§ WORK TO BE COMPLETED
Output nothing but the number of lines that include the word "dash".

--- begin WORKING DATA ---

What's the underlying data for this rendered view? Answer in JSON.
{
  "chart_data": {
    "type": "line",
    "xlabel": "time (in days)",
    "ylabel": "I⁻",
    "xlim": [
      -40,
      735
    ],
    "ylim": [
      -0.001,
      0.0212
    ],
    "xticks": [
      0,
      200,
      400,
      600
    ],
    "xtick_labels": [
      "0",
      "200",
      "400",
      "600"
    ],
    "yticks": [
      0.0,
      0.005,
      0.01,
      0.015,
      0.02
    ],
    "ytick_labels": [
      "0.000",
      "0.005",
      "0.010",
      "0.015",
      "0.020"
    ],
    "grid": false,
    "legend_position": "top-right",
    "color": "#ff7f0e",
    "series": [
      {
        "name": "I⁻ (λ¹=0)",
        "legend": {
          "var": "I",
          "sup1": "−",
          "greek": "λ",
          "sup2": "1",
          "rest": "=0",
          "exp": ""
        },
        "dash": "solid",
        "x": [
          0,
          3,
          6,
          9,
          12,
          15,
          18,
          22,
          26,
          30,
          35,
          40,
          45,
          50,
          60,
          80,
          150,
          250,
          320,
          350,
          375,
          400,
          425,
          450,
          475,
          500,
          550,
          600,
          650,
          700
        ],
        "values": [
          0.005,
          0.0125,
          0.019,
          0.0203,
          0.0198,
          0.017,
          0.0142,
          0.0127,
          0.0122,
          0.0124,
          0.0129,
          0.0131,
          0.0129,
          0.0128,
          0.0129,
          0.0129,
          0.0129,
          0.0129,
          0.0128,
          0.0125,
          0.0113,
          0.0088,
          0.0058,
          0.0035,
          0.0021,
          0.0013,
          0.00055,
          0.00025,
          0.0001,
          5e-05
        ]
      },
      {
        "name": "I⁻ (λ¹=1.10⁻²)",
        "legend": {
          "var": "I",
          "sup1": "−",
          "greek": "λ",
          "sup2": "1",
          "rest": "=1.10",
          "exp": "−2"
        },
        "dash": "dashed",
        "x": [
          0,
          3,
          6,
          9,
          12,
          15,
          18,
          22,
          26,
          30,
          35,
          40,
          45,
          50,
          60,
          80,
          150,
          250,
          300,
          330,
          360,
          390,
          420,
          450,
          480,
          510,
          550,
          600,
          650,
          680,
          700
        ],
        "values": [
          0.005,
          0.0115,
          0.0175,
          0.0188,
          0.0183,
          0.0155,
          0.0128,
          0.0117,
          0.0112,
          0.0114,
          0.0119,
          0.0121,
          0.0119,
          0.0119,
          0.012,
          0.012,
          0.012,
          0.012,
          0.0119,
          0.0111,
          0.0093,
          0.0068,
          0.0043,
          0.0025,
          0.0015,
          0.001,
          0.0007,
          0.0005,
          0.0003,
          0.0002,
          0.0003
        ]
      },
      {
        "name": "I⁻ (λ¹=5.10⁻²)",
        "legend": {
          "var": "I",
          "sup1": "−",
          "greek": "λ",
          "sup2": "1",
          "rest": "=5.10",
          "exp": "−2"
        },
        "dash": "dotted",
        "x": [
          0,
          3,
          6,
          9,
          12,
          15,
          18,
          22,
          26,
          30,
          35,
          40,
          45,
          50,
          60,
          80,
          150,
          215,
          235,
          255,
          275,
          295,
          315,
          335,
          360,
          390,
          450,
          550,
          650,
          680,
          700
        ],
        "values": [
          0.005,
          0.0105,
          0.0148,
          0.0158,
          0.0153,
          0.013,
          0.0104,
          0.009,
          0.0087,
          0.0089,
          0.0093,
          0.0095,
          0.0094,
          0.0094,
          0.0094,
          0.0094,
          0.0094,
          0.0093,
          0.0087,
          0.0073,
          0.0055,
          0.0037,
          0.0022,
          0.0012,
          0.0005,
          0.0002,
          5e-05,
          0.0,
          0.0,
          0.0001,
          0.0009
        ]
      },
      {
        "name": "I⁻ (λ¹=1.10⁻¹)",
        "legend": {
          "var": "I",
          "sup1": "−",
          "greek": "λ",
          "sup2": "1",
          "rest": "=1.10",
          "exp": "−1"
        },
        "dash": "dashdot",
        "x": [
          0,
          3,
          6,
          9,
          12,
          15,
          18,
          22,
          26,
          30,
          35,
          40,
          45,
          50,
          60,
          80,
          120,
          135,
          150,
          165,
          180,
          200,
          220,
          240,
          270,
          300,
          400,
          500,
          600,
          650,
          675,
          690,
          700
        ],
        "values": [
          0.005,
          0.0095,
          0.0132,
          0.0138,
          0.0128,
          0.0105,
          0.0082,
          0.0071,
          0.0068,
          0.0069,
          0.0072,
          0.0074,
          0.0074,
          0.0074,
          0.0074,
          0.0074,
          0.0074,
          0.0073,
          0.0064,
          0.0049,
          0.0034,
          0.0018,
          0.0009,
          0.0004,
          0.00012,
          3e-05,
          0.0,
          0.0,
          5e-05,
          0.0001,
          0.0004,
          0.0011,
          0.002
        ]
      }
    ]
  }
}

--- end WORKING DATA ---

§ SOLUTION TO THE PROBLEM
4